Text section

------------------------

Hats off to you JR, you have an impressive CV of almost education, but is there any more you can tell us about your book.  Are you prepared to divulge any plot lines or themes or characters at this point, or should I bore readers to the point of suicide with my influences? Actually that's quite a cunning plan 'cos once they've all keeled over we can sneak off down the boozer for few bevvies.  We can slip out the back way and be back before the ambulance crews have resuscitated 'em.  No one will know.  

JR

Firstly, my dear P, I likely would enjoy nothing more than heading down to the boozer with you and downing a beer or three. Shit would be deeply disturbed, songs sung, garments rended, and virtues seriously compromised. The better part of our readership would likely be there with us, inextricalby bound up in the sad, soggy mess that is our literary lives.

WAKING UP PINK subtitled 'one Canadian's adventures with a sex cult' is about a repressed Canadian who joins a notorious cult looking for enlightenment, but finds (gasp) love instead.

I fully intend to put you on my 'please pleae buy my book' list when it is (self) published, so start squirelling away a few quid!

There, now please carry on regardless with boring us with your influences. (btw, anyone perverse enough to stay with us this long is likely amused by anything, so just let 'er rip, mate)

P  

Now that guru who is trying to slip by on the sly, or ‘ad you thought I’d forgotten, well now he definitely has to be exposed!

My first exposé, that I can remember, to poetry would probably have been through Spike Milligan, but as I’ve said, I had no real affinity with anything literate through my childhood. (See the way it linked together there.  This ain’t rubbish you know, well alright, but it’s well linked rubbish.  Back to it, in the style of a Rear Admiral’s memoirs.)

A few years later my admiration for, no, worship of, Blake begun, but at this time it was in reverence of his art.  Not till many many years later did I discover my first literary hero, well heroine actually.  Life is full of ups and downs and I was at the point of my most wretched down, with friends dying from OD’s and a couple of suicides, a couple of other deaths too and my divorce, and I bought a paper one day, something I never did, and there was a ‘poem for the day’; ‘Remember’ by Christina Rossetti.

It was the first time I felt the written word.

------------------------

Jobs
1. Write out the part of the interview that opens with the words containing "Hats off to" and closes with "one will know.".
2. In the interview, what poem did P find as the "poem for the day" in the newspaper?

Material provided
------------------------

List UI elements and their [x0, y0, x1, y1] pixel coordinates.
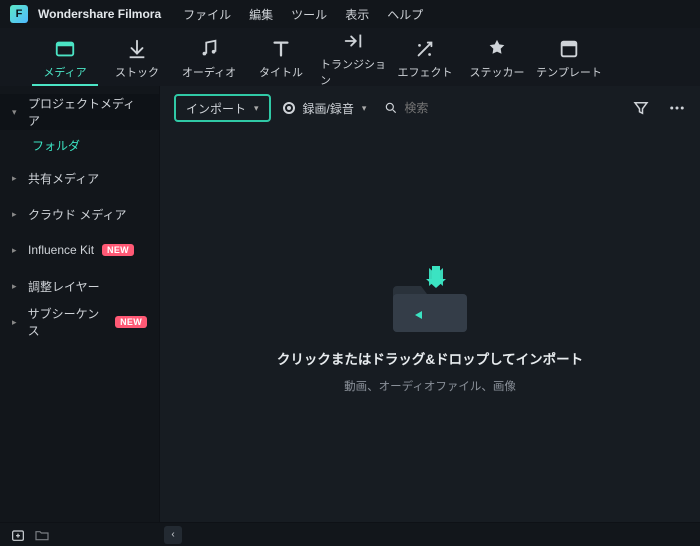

------------------------

Final results
1.
Hats off to you JR, you have an impressive CV of almost education, but is there any more you can tell us about your book.  Are you prepared to divulge any plot lines or themes or characters at this point, or should I bore readers to the point of suicide with my influences? Actually that's quite a cunning plan 'cos once they've all keeled over we can sneak off down the boozer for few bevvies.  We can slip out the back way and be back before the ambulance crews have resuscitated 'em.  No one will know.

2. "Remember" by Christina Rossetti.